**DESCRIPTION OF THE TASK**: Your task is to copy each line that has the word "source".
<<<<
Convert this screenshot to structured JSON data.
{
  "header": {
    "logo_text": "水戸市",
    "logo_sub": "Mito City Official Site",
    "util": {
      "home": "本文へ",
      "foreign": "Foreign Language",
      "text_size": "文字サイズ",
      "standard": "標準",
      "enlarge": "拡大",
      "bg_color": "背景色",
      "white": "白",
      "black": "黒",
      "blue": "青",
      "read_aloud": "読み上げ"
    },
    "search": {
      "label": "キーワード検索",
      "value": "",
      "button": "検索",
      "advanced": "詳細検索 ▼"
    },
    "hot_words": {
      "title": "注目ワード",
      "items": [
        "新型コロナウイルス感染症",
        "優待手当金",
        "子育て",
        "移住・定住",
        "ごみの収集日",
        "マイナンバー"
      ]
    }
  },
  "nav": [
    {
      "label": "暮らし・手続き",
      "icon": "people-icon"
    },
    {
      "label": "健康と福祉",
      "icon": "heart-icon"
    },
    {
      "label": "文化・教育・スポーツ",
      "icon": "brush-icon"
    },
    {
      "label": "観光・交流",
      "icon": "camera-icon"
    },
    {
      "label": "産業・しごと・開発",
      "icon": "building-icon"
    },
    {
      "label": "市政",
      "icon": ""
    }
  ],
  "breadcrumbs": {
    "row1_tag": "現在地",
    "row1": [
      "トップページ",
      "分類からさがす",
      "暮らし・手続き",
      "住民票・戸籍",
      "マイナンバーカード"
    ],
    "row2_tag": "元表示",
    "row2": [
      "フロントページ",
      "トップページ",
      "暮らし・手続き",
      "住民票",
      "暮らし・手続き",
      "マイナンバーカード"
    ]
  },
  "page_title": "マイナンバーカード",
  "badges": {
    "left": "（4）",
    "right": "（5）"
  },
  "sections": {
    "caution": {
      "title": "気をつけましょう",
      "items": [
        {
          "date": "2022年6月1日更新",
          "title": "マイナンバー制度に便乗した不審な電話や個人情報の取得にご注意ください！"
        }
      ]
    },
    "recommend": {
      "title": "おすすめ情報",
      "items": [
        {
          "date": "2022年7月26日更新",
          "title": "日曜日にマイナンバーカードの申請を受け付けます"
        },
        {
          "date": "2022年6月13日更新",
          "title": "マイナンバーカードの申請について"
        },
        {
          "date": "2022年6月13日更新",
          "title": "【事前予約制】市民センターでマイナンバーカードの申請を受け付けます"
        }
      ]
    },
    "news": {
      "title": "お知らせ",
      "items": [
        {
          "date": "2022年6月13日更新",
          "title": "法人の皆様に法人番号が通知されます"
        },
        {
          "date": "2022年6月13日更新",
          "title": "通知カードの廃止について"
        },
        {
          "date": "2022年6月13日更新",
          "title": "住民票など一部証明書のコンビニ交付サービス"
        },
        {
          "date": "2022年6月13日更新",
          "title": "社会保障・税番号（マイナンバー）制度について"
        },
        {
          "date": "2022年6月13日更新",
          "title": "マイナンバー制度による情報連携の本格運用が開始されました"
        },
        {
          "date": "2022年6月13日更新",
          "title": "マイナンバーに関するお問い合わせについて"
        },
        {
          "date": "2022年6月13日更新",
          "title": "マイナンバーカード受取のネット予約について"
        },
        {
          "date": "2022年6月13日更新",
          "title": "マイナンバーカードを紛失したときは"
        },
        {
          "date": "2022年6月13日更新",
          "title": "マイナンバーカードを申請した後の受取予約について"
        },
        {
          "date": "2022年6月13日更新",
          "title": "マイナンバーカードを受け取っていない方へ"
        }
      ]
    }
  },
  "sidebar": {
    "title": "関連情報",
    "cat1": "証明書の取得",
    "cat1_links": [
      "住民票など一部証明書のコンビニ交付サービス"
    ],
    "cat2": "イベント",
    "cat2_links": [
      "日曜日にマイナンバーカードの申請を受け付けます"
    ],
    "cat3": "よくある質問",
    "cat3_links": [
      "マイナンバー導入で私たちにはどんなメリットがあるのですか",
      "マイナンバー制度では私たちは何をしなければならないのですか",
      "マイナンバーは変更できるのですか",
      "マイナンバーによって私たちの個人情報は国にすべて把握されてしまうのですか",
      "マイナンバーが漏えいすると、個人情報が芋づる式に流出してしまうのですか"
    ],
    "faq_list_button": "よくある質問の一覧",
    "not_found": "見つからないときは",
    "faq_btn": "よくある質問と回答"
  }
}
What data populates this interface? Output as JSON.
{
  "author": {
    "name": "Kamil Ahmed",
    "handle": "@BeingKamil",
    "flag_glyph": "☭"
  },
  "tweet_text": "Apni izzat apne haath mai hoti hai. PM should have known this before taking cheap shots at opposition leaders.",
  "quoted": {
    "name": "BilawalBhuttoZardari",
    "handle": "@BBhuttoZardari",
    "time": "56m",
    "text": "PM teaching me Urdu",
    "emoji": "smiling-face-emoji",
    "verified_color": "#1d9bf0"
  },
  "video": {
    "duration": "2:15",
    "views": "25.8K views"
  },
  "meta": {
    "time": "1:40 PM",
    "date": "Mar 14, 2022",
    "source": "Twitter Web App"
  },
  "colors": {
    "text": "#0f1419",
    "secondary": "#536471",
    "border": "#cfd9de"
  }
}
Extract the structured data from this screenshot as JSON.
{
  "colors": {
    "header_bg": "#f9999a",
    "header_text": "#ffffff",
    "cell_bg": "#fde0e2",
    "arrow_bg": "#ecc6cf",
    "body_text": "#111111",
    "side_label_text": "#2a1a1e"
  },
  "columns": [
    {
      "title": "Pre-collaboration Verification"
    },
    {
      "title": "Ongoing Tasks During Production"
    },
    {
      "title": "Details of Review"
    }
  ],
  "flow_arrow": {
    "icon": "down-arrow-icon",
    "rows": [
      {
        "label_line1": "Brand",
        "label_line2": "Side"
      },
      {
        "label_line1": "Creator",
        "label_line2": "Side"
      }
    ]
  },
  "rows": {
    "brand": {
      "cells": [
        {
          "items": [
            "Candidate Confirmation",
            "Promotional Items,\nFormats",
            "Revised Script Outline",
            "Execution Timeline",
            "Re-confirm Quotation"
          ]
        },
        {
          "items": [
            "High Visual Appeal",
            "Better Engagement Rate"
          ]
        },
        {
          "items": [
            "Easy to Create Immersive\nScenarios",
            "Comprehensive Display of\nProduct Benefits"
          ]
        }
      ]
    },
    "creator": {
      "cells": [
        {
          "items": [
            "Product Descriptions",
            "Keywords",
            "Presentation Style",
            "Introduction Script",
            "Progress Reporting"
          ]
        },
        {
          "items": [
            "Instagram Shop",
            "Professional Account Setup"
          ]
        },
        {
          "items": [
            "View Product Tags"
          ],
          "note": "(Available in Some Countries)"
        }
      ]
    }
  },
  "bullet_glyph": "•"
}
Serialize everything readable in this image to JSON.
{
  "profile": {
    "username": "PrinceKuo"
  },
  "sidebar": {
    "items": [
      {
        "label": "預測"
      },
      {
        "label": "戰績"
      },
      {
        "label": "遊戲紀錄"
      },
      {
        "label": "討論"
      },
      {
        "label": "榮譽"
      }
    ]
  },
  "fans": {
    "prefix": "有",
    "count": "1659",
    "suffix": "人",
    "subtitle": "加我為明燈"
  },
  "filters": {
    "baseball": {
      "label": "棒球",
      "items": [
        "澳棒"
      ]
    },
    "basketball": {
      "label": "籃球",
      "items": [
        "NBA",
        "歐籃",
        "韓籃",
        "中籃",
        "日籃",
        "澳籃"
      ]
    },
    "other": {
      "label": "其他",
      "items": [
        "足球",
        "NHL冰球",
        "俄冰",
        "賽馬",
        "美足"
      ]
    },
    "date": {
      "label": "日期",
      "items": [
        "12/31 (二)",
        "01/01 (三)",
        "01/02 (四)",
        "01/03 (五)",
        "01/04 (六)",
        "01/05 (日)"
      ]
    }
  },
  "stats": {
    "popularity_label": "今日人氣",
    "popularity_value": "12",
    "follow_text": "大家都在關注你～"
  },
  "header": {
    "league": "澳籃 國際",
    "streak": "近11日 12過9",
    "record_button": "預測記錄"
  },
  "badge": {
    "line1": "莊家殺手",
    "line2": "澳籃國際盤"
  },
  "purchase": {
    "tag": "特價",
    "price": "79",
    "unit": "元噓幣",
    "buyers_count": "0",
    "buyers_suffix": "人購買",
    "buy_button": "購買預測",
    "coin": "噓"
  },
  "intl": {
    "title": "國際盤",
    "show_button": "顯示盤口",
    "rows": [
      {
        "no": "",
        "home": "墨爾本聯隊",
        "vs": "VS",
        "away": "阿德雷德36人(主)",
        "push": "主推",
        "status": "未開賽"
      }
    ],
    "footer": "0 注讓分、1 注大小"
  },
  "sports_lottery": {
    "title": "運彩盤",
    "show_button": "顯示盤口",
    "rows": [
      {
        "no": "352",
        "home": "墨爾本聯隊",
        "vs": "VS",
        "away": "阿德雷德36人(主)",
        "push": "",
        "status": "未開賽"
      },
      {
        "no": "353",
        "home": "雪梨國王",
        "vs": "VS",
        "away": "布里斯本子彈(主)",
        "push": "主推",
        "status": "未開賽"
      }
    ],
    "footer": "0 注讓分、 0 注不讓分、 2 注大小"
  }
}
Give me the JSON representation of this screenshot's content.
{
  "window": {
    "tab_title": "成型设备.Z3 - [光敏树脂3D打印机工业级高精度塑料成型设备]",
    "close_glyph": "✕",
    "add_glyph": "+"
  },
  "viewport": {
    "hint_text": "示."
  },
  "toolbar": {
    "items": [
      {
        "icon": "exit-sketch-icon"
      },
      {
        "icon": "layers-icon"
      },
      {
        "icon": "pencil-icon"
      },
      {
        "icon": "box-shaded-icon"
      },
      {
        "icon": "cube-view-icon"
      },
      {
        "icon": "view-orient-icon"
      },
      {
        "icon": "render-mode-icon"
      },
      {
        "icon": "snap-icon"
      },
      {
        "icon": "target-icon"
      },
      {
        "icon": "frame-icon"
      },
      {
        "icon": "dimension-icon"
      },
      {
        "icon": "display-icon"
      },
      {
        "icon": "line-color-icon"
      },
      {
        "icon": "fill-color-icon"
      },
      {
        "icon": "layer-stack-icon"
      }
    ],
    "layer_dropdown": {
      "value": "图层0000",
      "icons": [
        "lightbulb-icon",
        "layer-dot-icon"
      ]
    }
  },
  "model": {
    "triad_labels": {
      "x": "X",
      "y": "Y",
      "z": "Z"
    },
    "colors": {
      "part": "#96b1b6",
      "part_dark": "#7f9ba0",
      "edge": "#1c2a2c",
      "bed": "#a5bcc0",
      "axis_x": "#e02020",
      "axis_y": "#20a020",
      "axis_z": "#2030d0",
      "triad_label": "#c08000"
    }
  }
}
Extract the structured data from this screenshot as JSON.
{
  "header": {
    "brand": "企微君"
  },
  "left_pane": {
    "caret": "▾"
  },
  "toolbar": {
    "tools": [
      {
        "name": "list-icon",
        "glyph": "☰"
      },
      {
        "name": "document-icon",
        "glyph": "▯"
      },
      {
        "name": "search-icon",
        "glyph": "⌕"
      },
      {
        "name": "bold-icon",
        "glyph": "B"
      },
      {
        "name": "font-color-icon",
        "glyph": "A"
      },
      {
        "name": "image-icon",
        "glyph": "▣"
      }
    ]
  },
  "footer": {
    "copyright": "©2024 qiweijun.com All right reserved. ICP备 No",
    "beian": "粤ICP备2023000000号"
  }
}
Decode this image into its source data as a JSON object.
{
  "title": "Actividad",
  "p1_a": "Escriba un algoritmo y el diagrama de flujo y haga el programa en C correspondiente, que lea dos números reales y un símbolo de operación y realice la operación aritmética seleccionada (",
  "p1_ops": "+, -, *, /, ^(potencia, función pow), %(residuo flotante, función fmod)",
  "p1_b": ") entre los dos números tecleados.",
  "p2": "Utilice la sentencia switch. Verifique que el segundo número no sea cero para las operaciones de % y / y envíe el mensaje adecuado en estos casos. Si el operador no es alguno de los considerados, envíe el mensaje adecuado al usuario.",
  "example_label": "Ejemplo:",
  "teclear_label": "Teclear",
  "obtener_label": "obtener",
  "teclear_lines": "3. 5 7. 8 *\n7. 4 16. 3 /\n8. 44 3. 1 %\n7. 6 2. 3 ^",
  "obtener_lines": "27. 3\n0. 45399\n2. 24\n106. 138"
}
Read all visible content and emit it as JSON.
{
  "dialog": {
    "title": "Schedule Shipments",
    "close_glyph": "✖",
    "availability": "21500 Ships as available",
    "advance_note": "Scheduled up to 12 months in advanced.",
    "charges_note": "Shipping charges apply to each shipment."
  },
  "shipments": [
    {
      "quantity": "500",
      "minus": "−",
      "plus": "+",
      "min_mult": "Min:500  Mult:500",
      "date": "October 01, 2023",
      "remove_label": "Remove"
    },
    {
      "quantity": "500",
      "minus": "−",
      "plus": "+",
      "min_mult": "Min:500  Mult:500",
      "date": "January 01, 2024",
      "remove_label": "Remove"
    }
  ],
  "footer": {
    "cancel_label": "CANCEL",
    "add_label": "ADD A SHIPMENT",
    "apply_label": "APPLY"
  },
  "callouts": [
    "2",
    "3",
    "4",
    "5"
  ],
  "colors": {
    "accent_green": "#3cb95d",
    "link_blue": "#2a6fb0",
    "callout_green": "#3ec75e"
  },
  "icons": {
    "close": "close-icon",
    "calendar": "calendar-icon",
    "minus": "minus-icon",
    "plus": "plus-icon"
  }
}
>>>>
**ANSWER TO THIS TASK**:
    "source": "Twitter Web App"
Decode this image into its source data as a JSON object.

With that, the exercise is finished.